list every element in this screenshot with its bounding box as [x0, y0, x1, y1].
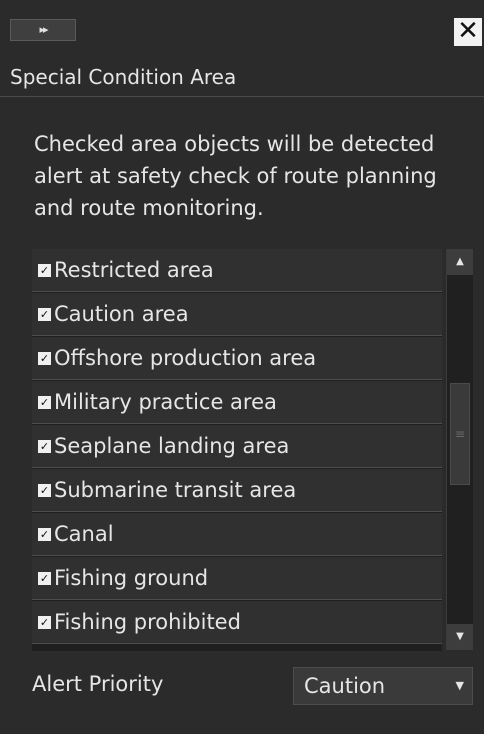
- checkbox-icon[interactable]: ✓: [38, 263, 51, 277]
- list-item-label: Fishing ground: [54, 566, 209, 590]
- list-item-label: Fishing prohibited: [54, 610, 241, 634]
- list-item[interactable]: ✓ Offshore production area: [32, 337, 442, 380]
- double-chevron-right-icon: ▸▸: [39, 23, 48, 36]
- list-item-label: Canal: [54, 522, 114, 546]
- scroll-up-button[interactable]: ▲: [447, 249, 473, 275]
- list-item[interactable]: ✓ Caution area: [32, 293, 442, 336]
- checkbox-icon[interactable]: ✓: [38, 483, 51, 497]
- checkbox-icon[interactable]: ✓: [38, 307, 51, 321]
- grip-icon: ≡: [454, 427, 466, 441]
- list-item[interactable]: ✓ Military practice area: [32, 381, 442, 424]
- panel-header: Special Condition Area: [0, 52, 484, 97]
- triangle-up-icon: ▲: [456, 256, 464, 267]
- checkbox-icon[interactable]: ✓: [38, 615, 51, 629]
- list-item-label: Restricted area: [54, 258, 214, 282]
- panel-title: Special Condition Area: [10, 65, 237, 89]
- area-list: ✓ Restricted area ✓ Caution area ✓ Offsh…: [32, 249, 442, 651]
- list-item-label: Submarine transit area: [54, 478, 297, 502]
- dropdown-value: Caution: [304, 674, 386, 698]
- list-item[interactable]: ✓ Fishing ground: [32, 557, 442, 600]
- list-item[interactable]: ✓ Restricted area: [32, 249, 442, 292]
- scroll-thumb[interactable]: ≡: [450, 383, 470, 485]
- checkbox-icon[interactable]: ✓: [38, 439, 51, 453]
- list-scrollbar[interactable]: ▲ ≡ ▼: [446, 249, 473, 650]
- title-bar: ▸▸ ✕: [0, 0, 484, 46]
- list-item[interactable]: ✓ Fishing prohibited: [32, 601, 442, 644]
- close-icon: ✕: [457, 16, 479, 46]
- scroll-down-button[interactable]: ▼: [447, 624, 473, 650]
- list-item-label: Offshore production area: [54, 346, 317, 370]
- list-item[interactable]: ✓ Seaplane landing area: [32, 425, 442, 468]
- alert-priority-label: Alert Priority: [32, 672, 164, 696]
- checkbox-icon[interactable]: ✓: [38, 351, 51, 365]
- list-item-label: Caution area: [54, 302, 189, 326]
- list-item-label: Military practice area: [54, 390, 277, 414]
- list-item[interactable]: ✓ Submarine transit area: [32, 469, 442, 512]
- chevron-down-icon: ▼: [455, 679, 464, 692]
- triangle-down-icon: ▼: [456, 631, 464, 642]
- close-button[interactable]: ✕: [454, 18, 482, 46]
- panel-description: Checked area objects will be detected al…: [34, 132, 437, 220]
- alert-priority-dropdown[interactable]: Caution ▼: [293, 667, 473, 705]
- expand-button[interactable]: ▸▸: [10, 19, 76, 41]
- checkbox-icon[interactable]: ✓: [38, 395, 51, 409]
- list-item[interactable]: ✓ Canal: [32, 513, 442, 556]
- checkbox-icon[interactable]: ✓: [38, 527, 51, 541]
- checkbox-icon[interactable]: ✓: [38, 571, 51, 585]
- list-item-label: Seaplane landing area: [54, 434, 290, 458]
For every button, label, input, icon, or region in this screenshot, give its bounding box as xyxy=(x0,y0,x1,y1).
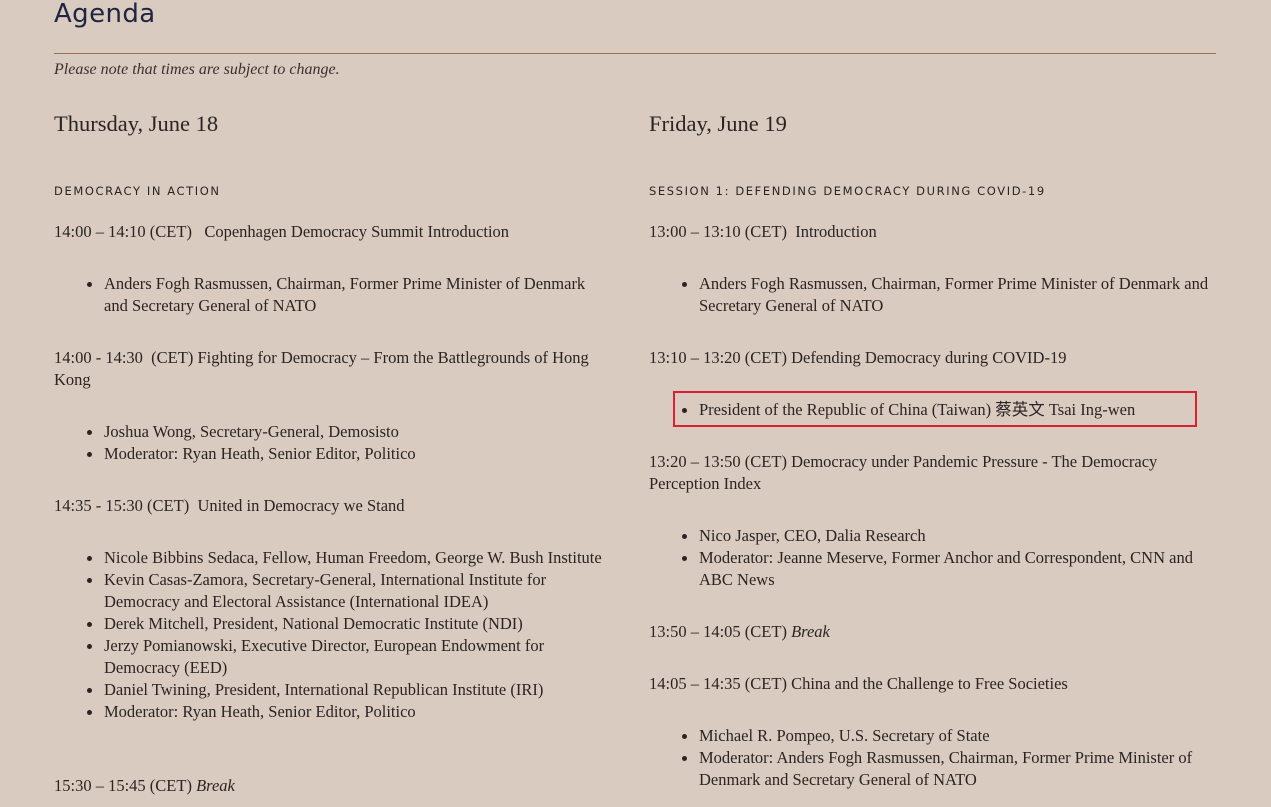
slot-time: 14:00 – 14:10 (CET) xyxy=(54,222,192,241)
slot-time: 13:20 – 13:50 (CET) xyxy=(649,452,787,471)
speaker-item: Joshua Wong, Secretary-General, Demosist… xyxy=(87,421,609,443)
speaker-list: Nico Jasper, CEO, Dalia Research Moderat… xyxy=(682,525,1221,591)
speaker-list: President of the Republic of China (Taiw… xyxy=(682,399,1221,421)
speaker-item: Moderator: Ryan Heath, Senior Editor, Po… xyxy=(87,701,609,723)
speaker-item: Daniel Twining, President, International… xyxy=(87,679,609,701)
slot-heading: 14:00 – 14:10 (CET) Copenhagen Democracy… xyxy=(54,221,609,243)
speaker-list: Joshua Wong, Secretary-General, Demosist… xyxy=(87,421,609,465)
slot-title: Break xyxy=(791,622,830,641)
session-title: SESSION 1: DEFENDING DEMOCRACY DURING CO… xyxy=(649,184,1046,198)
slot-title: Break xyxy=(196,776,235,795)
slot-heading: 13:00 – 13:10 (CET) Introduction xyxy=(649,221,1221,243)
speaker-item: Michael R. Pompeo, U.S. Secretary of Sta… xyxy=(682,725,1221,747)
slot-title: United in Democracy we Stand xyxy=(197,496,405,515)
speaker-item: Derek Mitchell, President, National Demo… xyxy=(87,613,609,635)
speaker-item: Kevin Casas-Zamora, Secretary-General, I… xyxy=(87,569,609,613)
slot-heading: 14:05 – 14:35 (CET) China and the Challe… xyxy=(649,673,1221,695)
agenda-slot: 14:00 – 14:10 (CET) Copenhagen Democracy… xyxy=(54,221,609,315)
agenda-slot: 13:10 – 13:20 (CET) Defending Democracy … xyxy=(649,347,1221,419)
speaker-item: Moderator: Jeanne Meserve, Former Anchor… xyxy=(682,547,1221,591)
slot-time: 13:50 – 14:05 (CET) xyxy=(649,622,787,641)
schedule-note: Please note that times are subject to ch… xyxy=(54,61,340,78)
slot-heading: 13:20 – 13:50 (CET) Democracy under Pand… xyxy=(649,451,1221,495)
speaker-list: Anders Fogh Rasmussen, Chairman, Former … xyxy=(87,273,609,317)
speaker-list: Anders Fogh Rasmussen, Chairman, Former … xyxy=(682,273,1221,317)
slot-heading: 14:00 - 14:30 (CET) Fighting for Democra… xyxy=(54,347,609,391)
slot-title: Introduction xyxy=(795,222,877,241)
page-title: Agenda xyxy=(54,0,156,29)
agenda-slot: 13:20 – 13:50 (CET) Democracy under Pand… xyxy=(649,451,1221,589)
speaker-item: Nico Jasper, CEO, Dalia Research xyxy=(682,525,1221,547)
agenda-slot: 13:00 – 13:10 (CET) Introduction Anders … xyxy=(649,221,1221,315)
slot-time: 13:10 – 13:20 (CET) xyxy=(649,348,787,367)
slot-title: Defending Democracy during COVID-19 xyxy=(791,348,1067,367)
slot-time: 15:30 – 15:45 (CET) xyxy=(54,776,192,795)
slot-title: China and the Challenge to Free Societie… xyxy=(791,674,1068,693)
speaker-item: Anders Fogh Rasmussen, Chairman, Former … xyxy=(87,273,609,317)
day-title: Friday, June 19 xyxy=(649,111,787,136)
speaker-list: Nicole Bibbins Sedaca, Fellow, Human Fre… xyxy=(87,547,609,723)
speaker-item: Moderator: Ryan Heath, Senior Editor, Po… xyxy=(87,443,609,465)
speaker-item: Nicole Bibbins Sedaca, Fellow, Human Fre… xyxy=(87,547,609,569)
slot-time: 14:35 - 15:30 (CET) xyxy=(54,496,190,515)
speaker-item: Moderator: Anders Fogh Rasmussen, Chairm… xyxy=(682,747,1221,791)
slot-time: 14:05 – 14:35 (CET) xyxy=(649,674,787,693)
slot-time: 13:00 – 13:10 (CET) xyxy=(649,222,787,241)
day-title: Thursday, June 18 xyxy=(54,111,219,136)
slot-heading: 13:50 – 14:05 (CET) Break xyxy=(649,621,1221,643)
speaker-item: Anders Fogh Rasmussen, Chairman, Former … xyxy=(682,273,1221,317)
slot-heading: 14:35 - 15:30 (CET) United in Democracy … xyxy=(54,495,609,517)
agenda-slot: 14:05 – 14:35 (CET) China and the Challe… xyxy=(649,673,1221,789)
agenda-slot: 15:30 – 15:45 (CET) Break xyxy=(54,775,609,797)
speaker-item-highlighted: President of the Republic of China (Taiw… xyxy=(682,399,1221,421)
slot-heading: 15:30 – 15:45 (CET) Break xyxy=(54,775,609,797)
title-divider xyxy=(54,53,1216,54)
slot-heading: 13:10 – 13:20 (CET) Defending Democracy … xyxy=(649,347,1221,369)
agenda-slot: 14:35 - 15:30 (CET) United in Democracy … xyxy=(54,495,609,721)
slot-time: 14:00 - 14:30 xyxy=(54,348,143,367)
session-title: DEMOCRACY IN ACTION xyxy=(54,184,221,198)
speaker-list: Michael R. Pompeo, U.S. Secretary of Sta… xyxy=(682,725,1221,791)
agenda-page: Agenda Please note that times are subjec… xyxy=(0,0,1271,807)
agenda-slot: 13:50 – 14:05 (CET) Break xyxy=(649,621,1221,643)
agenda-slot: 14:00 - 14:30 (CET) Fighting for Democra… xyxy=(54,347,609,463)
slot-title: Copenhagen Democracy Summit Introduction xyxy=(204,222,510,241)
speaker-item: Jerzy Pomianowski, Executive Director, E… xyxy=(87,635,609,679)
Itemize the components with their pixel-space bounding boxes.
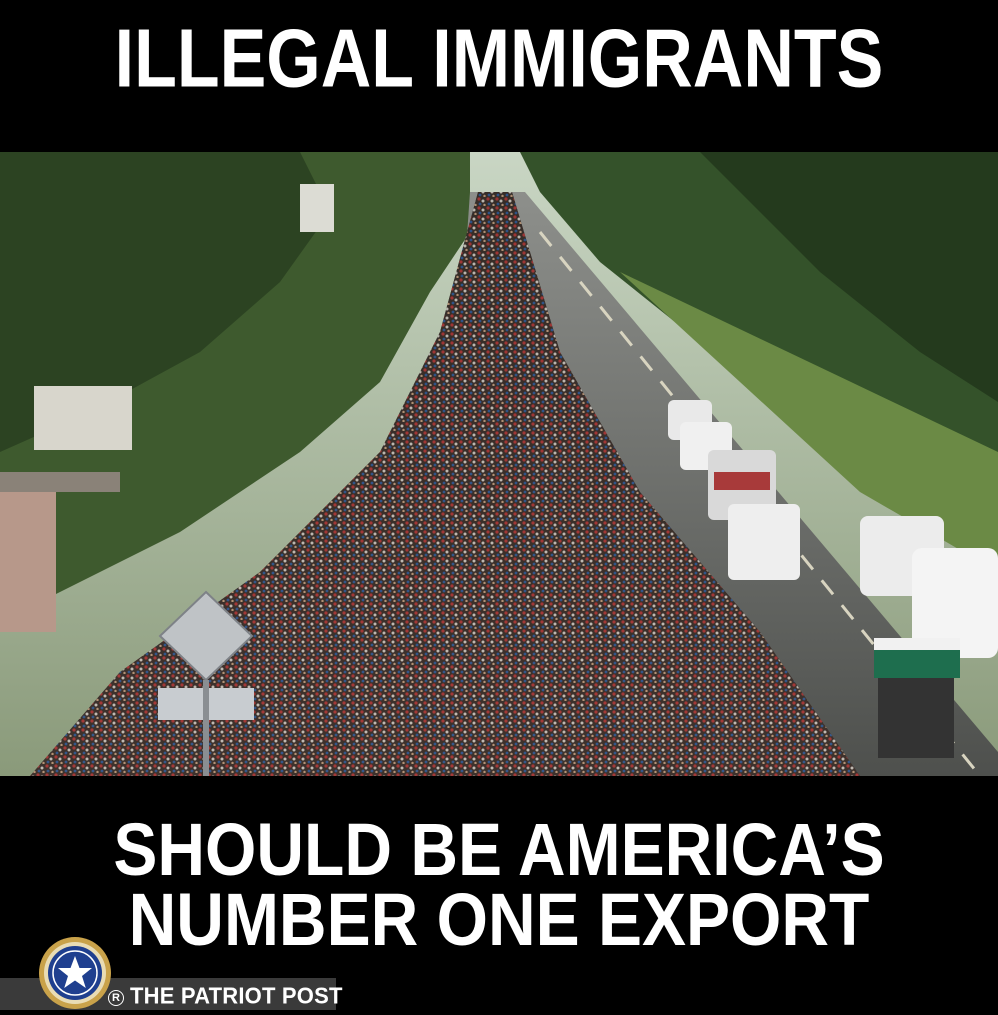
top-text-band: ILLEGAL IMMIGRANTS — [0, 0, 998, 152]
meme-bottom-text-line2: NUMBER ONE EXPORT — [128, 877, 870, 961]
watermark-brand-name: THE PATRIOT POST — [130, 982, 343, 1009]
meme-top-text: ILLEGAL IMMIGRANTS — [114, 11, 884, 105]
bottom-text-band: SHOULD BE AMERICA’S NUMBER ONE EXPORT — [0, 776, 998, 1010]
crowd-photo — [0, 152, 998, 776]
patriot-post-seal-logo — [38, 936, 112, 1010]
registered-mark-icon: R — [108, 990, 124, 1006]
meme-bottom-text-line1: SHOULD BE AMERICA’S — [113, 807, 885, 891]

::::

### WORK REQUIRED
In the second item, render the lines from the one containing "slot-time: 14:00 –" through the one containing "speaker-item: Derek Mitchell, President, National" as a JSON list of strings, one string per line and blank lines omitted.

### EXPECTED ANSWER
[
  "slot-time: 14:00 – 14:10 (CET) xyxy=(54,222,192,241)",
  "slot-time: 13:20 – 13:50 (CET) xyxy=(649,452,787,471)",
  "speaker-item: Joshua Wong, Secretary-General, Demosist… xyxy=(87,421,609,443)",
  "speaker-list: Nico Jasper, CEO, Dalia Research Moderat… xyxy=(682,525,1221,591)",
  "speaker-list: President of the Republic of China (Taiw… xyxy=(682,399,1221,421)",
  "speaker-item: Moderator: Ryan Heath, Senior Editor, Po… xyxy=(87,701,609,723)",
  "speaker-item: Daniel Twining, President, International… xyxy=(87,679,609,701)",
  "slot-heading: 14:00 – 14:10 (CET) Copenhagen Democracy… xyxy=(54,221,609,243)",
  "speaker-list: Joshua Wong, Secretary-General, Demosist… xyxy=(87,421,609,465)",
  "slot-title: Break xyxy=(791,622,830,641)",
  "session-title: SESSION 1: DEFENDING DEMOCRACY DURING CO… xyxy=(649,184,1046,198)",
  "slot-title: Break xyxy=(196,776,235,795)",
  "slot-heading: 13:00 – 13:10 (CET) Introduction xyxy=(649,221,1221,243)",
  "speaker-item: Michael R. Pompeo, U.S. Secretary of Sta… xyxy=(682,725,1221,747)",
  "slot-title: United in Democracy we Stand xyxy=(197,496,405,515)",
  "speaker-item: Derek Mitchell, President, National Demo… xyxy=(87,613,609,635)"
]